### REQUIRED WORK
Restate every line of the material, word for word.

### DATASET ENTRIES
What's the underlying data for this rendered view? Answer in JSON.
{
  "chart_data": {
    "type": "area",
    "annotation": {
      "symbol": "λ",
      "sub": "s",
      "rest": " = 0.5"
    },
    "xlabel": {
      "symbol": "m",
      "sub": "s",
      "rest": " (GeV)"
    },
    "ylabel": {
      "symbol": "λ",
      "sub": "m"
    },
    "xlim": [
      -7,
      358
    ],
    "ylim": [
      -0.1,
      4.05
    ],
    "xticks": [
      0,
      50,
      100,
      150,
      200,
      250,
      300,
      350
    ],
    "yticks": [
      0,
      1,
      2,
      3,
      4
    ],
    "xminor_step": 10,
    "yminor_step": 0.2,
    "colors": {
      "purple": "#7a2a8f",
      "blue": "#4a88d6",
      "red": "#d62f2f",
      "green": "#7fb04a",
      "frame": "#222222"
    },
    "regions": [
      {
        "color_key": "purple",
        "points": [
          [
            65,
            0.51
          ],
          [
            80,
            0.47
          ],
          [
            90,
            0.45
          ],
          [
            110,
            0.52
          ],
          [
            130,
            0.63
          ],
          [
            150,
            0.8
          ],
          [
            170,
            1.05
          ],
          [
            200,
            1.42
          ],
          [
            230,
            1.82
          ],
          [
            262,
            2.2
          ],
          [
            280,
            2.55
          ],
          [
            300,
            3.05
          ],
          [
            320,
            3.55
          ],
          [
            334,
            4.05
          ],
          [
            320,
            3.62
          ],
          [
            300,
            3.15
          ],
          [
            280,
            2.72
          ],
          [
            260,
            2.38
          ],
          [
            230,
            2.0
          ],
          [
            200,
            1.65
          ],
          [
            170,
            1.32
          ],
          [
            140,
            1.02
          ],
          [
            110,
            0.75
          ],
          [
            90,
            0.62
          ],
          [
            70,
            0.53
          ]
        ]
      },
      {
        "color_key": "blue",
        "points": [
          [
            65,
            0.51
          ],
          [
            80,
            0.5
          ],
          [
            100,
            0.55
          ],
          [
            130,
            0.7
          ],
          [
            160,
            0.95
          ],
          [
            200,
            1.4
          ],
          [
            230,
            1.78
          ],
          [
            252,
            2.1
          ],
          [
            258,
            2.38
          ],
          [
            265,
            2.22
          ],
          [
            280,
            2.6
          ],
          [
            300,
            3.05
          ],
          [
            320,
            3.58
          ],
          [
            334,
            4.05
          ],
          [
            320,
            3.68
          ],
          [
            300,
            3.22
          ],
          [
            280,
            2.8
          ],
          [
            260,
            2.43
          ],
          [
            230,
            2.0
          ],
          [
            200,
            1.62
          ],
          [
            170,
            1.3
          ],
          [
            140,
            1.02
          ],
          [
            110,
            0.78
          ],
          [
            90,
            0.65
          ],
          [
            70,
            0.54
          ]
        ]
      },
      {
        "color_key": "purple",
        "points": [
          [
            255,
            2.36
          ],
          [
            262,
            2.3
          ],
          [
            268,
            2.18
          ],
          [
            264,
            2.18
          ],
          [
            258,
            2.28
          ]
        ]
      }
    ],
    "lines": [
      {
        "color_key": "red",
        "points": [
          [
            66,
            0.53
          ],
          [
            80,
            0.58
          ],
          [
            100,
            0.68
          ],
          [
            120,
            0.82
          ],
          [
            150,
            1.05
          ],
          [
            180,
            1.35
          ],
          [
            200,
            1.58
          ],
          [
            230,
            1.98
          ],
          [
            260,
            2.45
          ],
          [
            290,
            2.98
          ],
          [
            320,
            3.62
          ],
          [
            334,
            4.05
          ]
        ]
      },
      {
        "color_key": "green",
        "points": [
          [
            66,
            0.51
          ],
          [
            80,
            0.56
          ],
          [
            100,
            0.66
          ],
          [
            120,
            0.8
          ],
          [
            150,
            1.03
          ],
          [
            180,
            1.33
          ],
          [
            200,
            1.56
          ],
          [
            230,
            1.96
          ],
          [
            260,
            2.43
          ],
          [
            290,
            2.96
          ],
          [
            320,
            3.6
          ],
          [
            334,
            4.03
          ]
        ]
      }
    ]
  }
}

### ANSWER FOR THIS EXERCISE
What's the underlying data for this rendered view? Answer in JSON.
{
  "chart_data": {
    "type": "area",
    "annotation": {
      "symbol": "λ",
      "sub": "s",
      "rest": " = 0.5"
    },
    "xlabel": {
      "symbol": "m",
      "sub": "s",
      "rest": " (GeV)"
    },
    "ylabel": {
      "symbol": "λ",
      "sub": "m"
    },
    "xlim": [
      -7,
      358
    ],
    "ylim": [
      -0.1,
      4.05
    ],
    "xticks": [
      0,
      50,
      100,
      150,
      200,
      250,
      300,
      350
    ],
    "yticks": [
      0,
      1,
      2,
      3,
      4
    ],
    "xminor_step": 10,
    "yminor_step": 0.2,
    "colors": {
      "purple": "#7a2a8f",
      "blue": "#4a88d6",
      "red": "#d62f2f",
      "green": "#7fb04a",
      "frame": "#222222"
    },
    "regions": [
      {
        "color_key": "purple",
        "points": [
          [
            65,
            0.51
          ],
          [
            80,
            0.47
          ],
          [
            90,
            0.45
          ],
          [
            110,
            0.52
          ],
          [
            130,
            0.63
          ],
          [
            150,
            0.8
          ],
          [
            170,
            1.05
          ],
          [
            200,
            1.42
          ],
          [
            230,
            1.82
          ],
          [
            262,
            2.2
          ],
          [
            280,
            2.55
          ],
          [
            300,
            3.05
          ],
          [
            320,
            3.55
          ],
          [
            334,
            4.05
          ],
          [
            320,
            3.62
          ],
          [
            300,
            3.15
          ],
          [
            280,
            2.72
          ],
          [
            260,
            2.38
          ],
          [
            230,
            2.0
          ],
          [
            200,
            1.65
          ],
          [
            170,
            1.32
          ],
          [
            140,
            1.02
          ],
          [
            110,
            0.75
          ],
          [
            90,
            0.62
          ],
          [
            70,
            0.53
          ]
        ]
      },
      {
        "color_key": "blue",
        "points": [
          [
            65,
            0.51
          ],
          [
            80,
            0.5
          ],
          [
            100,
            0.55
          ],
          [
            130,
            0.7
          ],
          [
            160,
            0.95
          ],
          [
            200,
            1.4
          ],
          [
            230,
            1.78
          ],
          [
            252,
            2.1
          ],
          [
            258,
            2.38
          ],
          [
            265,
            2.22
          ],
          [
            280,
            2.6
          ],
          [
            300,
            3.05
          ],
          [
            320,
            3.58
          ],
          [
            334,
            4.05
          ],
          [
            320,
            3.68
          ],
          [
            300,
            3.22
          ],
          [
            280,
            2.8
          ],
          [
            260,
            2.43
          ],
          [
            230,
            2.0
          ],
          [
            200,
            1.62
          ],
          [
            170,
            1.3
          ],
          [
            140,
            1.02
          ],
          [
            110,
            0.78
          ],
          [
            90,
            0.65
          ],
          [
            70,
            0.54
          ]
        ]
      },
      {
        "color_key": "purple",
        "points": [
          [
            255,
            2.36
          ],
          [
            262,
            2.3
          ],
          [
            268,
            2.18
          ],
          [
            264,
            2.18
          ],
          [
            258,
            2.28
          ]
        ]
      }
    ],
    "lines": [
      {
        "color_key": "red",
        "points": [
          [
            66,
            0.53
          ],
          [
            80,
            0.58
          ],
          [
            100,
            0.68
          ],
          [
            120,
            0.82
          ],
          [
            150,
            1.05
          ],
          [
            180,
            1.35
          ],
          [
            200,
            1.58
          ],
          [
            230,
            1.98
          ],
          [
            260,
            2.45
          ],
          [
            290,
            2.98
          ],
          [
            320,
            3.62
          ],
          [
            334,
            4.05
          ]
        ]
      },
      {
        "color_key": "green",
        "points": [
          [
            66,
            0.51
          ],
          [
            80,
            0.56
          ],
          [
            100,
            0.66
          ],
          [
            120,
            0.8
          ],
          [
            150,
            1.03
          ],
          [
            180,
            1.33
          ],
          [
            200,
            1.56
          ],
          [
            230,
            1.96
          ],
          [
            260,
            2.43
          ],
          [
            290,
            2.96
          ],
          [
            320,
            3.6
          ],
          [
            334,
            4.03
          ]
        ]
      }
    ]
  }
}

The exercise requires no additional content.